◆ Exercise description: Will you output all of the data below exactly, omitting the images?

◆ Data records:

---+---

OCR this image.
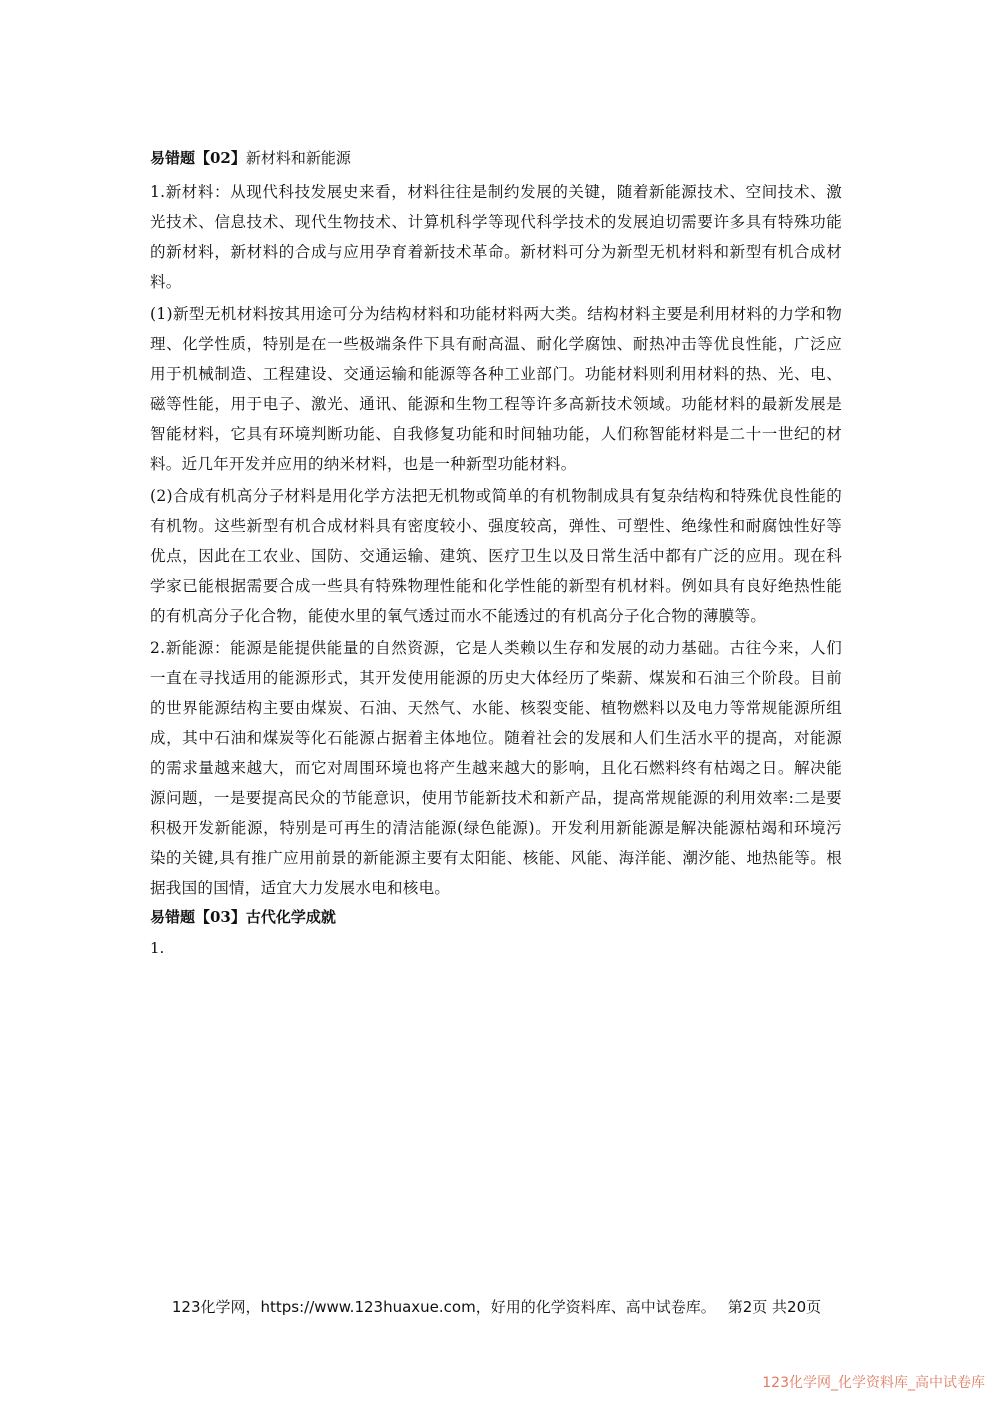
易错题【02】新材料和新能源

1.新材料：从现代科技发展史来看，材料往往是制约发展的关键，随着新能源技术、空间技术、激光技术、信息技术、现代生物技术、计算机科学等现代科学技术的发展迫切需要许多具有特殊功能的新材料，新材料的合成与应用孕育着新技术革命。新材料可分为新型无机材料和新型有机合成材料。

(1)新型无机材料按其用途可分为结构材料和功能材料两大类。结构材料主要是利用材料的力学和物理、化学性质，特别是在一些极端条件下具有耐高温、耐化学腐蚀、耐热冲击等优良性能，广泛应用于机械制造、工程建设、交通运输和能源等各种工业部门。功能材料则利用材料的热、光、电、磁等性能，用于电子、激光、通讯、能源和生物工程等许多高新技术领域。功能材料的最新发展是智能材料，它具有环境判断功能、自我修复功能和时间轴功能，人们称智能材料是二十一世纪的材料。近几年开发并应用的纳米材料，也是一种新型功能材料。

(2)合成有机高分子材料是用化学方法把无机物或简单的有机物制成具有复杂结构和特殊优良性能的有机物。这些新型有机合成材料具有密度较小、强度较高，弹性、可塑性、绝缘性和耐腐蚀性好等优点，因此在工农业、国防、交通运输、建筑、医疗卫生以及日常生活中都有广泛的应用。现在科学家已能根据需要合成一些具有特殊物理性能和化学性能的新型有机材料。例如具有良好绝热性能的有机高分子化合物，能使水里的氧气透过而水不能透过的有机高分子化合物的薄膜等。

2.新能源：能源是能提供能量的自然资源，它是人类赖以生存和发展的动力基础。古往今来，人们一直在寻找适用的能源形式，其开发使用能源的历史大体经历了柴薪、煤炭和石油三个阶段。目前的世界能源结构主要由煤炭、石油、天然气、水能、核裂变能、植物燃料以及电力等常规能源所组成，其中石油和煤炭等化石能源占据着主体地位。随着社会的发展和人们生活水平的提高，对能源的需求量越来越大，而它对周围环境也将产生越来越大的影响，且化石燃料终有枯竭之日。解决能源问题，一是要提高民众的节能意识，使用节能新技术和新产品，提高常规能源的利用效率:二是要积极开发新能源，特别是可再生的清洁能源(绿色能源)。开发利用新能源是解决能源枯竭和环境污染的关键,具有推广应用前景的新能源主要有太阳能、核能、风能、海洋能、潮汐能、地热能等。根据我国的国情，适宜大力发展水电和核电。

易错题【03】古代化学成就
1.
123化学网，https://www.123huaxue.com，好用的化学资料库、高中试卷库。 第2页 共20页
123化学网_化学资料库_高中试卷库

---+---

◆ Expected output:
OCR this image.
易错题【02】新材料和新能源

1.新材料：从现代科技发展史来看，材料往往是制约发展的关键，随着新能源技术、空间技术、激光技术、信息技术、现代生物技术、计算机科学等现代科学技术的发展迫切需要许多具有特殊功能的新材料，新材料的合成与应用孕育着新技术革命。新材料可分为新型无机材料和新型有机合成材料。

(1)新型无机材料按其用途可分为结构材料和功能材料两大类。结构材料主要是利用材料的力学和物理、化学性质，特别是在一些极端条件下具有耐高温、耐化学腐蚀、耐热冲击等优良性能，广泛应用于机械制造、工程建设、交通运输和能源等各种工业部门。功能材料则利用材料的热、光、电、磁等性能，用于电子、激光、通讯、能源和生物工程等许多高新技术领域。功能材料的最新发展是智能材料，它具有环境判断功能、自我修复功能和时间轴功能，人们称智能材料是二十一世纪的材料。近几年开发并应用的纳米材料，也是一种新型功能材料。

(2)合成有机高分子材料是用化学方法把无机物或简单的有机物制成具有复杂结构和特殊优良性能的有机物。这些新型有机合成材料具有密度较小、强度较高，弹性、可塑性、绝缘性和耐腐蚀性好等优点，因此在工农业、国防、交通运输、建筑、医疗卫生以及日常生活中都有广泛的应用。现在科学家已能根据需要合成一些具有特殊物理性能和化学性能的新型有机材料。例如具有良好绝热性能的有机高分子化合物，能使水里的氧气透过而水不能透过的有机高分子化合物的薄膜等。

2.新能源：能源是能提供能量的自然资源，它是人类赖以生存和发展的动力基础。古往今来，人们一直在寻找适用的能源形式，其开发使用能源的历史大体经历了柴薪、煤炭和石油三个阶段。目前的世界能源结构主要由煤炭、石油、天然气、水能、核裂变能、植物燃料以及电力等常规能源所组成，其中石油和煤炭等化石能源占据着主体地位。随着社会的发展和人们生活水平的提高，对能源的需求量越来越大，而它对周围环境也将产生越来越大的影响，且化石燃料终有枯竭之日。解决能源问题，一是要提高民众的节能意识，使用节能新技术和新产品，提高常规能源的利用效率:二是要积极开发新能源，特别是可再生的清洁能源(绿色能源)。开发利用新能源是解决能源枯竭和环境污染的关键,具有推广应用前景的新能源主要有太阳能、核能、风能、海洋能、潮汐能、地热能等。根据我国的国情，适宜大力发展水电和核电。

易错题【03】古代化学成就
1.
123化学网，https://www.123huaxue.com，好用的化学资料库、高中试卷库。 第2页 共20页
123化学网_化学资料库_高中试卷库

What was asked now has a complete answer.